§ PROBLEM: Both ends included, set down the lines from the line containing "Read all visible content and emit it as JSON." through the last line of the records below, without pictures.

§ Dataset records:
□ □ □ □
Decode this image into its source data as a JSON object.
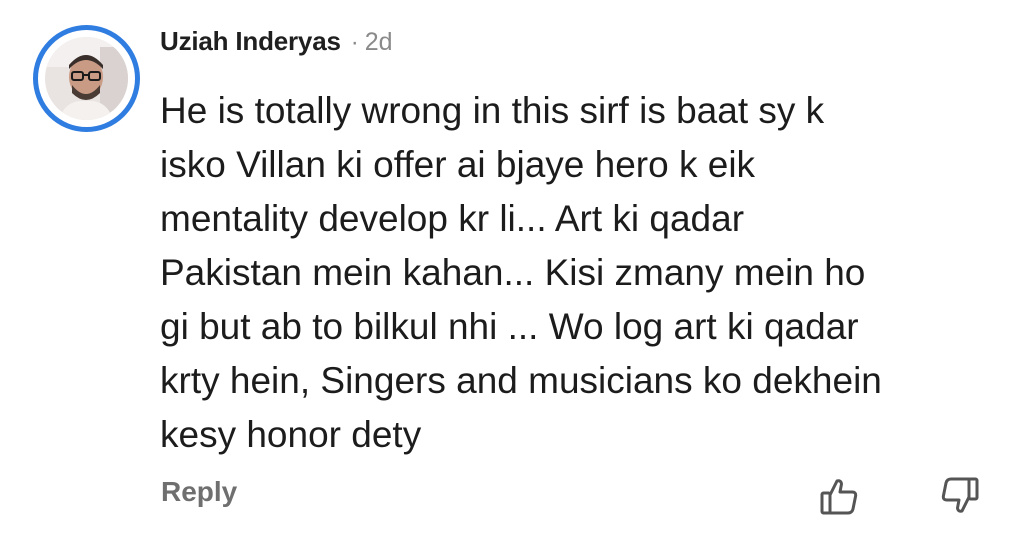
{
  "comment": {
    "author": "Uziah Inderyas",
    "separator": "·",
    "age": "2d",
    "text": "He is totally wrong in this sirf is baat sy k\nisko Villan ki offer ai bjaye hero k eik\nmentality develop kr li... Art ki qadar\nPakistan mein kahan... Kisi zmany mein ho\ngi but ab to bilkul nhi ... Wo log art ki qadar\nkrty hein, Singers and musicians ko dekhein\nkesy honor dety",
    "reply_label": "Reply",
    "icons": {
      "avatar": "user-avatar",
      "upvote": "thumbs-up-icon",
      "downvote": "thumbs-down-icon"
    },
    "colors": {
      "avatar_ring": "#2f7de1",
      "author_text": "#1f1f1f",
      "meta_text": "#8a8a8a",
      "reply_text": "#6f6f6f"
    }
  }
}
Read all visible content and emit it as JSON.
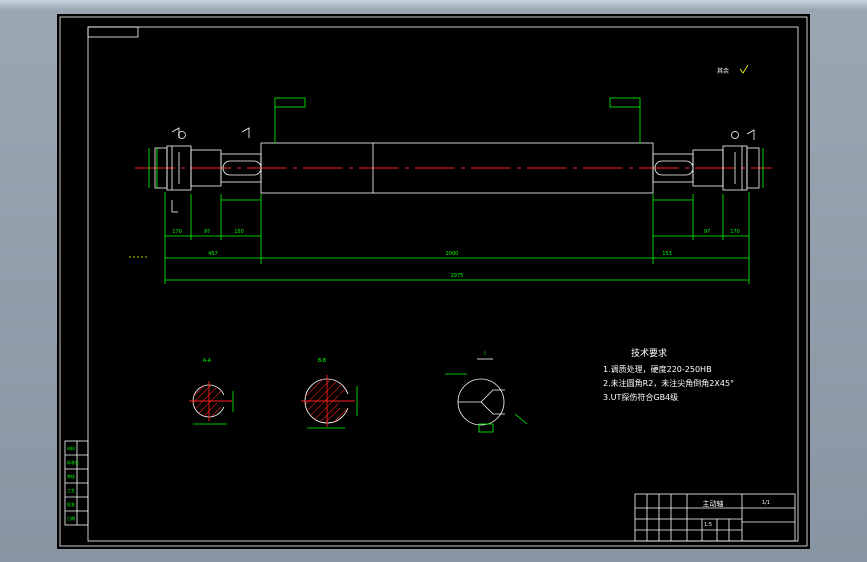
{
  "drawing": {
    "main_title_in_block": "主动轴",
    "roughness_note": "其余",
    "tech_requirements": {
      "heading": "技术要求",
      "items": [
        "1.调质处理，硬度220-250HB",
        "2.未注圆角R2，未注尖角倒角2X45°",
        "3.UT探伤符合GB4级"
      ]
    },
    "dimensions": {
      "overall_length": "2975",
      "middle_length": "2000",
      "left_sub": "457",
      "right_sub": "153",
      "d170": "170",
      "d150": "150",
      "d97": "97"
    },
    "section_labels": {
      "a": "A-A",
      "b": "B-B",
      "c": "I"
    },
    "title_block": {
      "sheet_no": "1/1",
      "ratio": "1:5"
    },
    "side_table": [
      "材料",
      "标准化",
      "审核",
      "工艺",
      "批准",
      "日期"
    ]
  },
  "colors": {
    "background": "#000000",
    "frame": "#00ff00",
    "part": "#ffffff",
    "axis": "#ff2020",
    "text": "#ffffff"
  }
}
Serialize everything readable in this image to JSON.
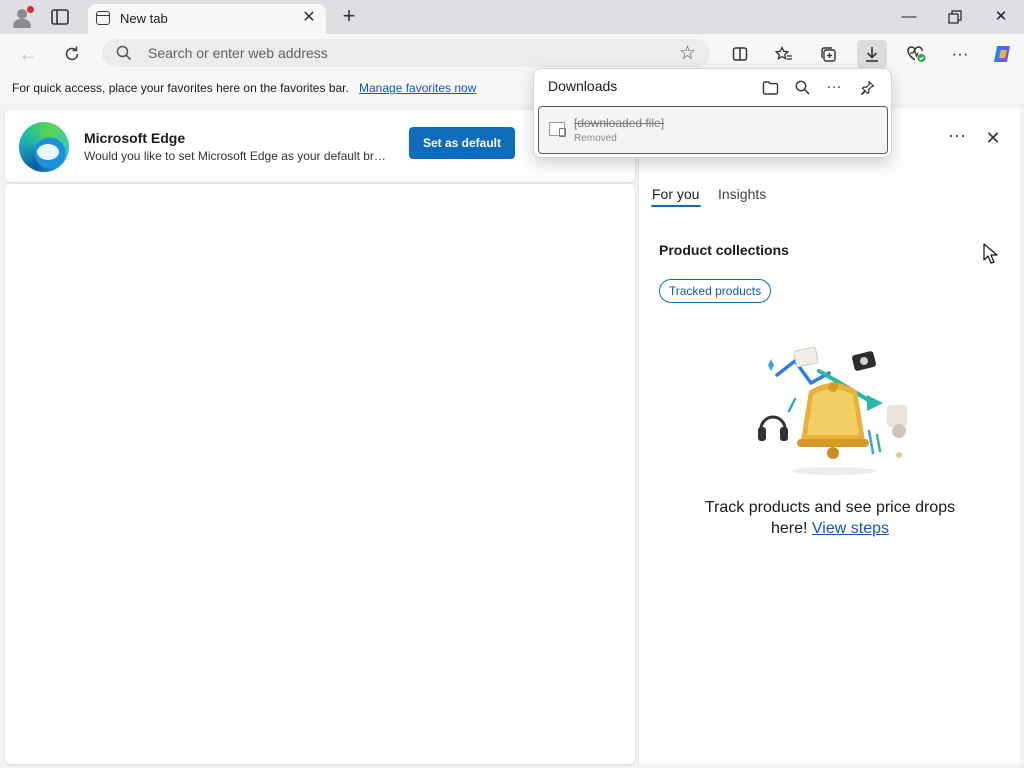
□ □ □ □
§ FINAL ANSWER:
Read all visible content and emit it as JSON.
{
  "drawing": {
    "main_title_in_block": "主动轴",
    "roughness_note": "其余",
    "tech_requirements": {
      "heading": "技术要求",
      "items": [
        "1.调质处理，硬度220-250HB",
        "2.未注圆角R2，未注尖角倒角2X45°",
        "3.UT探伤符合GB4级"
      ]
    },
    "dimensions": {
      "overall_length": "2975",
      "middle_length": "2000",
      "left_sub": "457",
      "right_sub": "153",
      "d170": "170",
      "d150": "150",
      "d97": "97"
    },
    "section_labels": {
      "a": "A-A",
      "b": "B-B",
      "c": "I"
    },
    "title_block": {
      "sheet_no": "1/1",
      "ratio": "1:5"
    },
    "side_table": [
      "材料",
      "标准化",
      "审核",
      "工艺",
      "批准",
      "日期"
    ]
  },
  "colors": {
    "background": "#000000",
    "frame": "#00ff00",
    "part": "#ffffff",
    "axis": "#ff2020",
    "text": "#ffffff"
  }
}
Serialize everything readable in this image to JSON.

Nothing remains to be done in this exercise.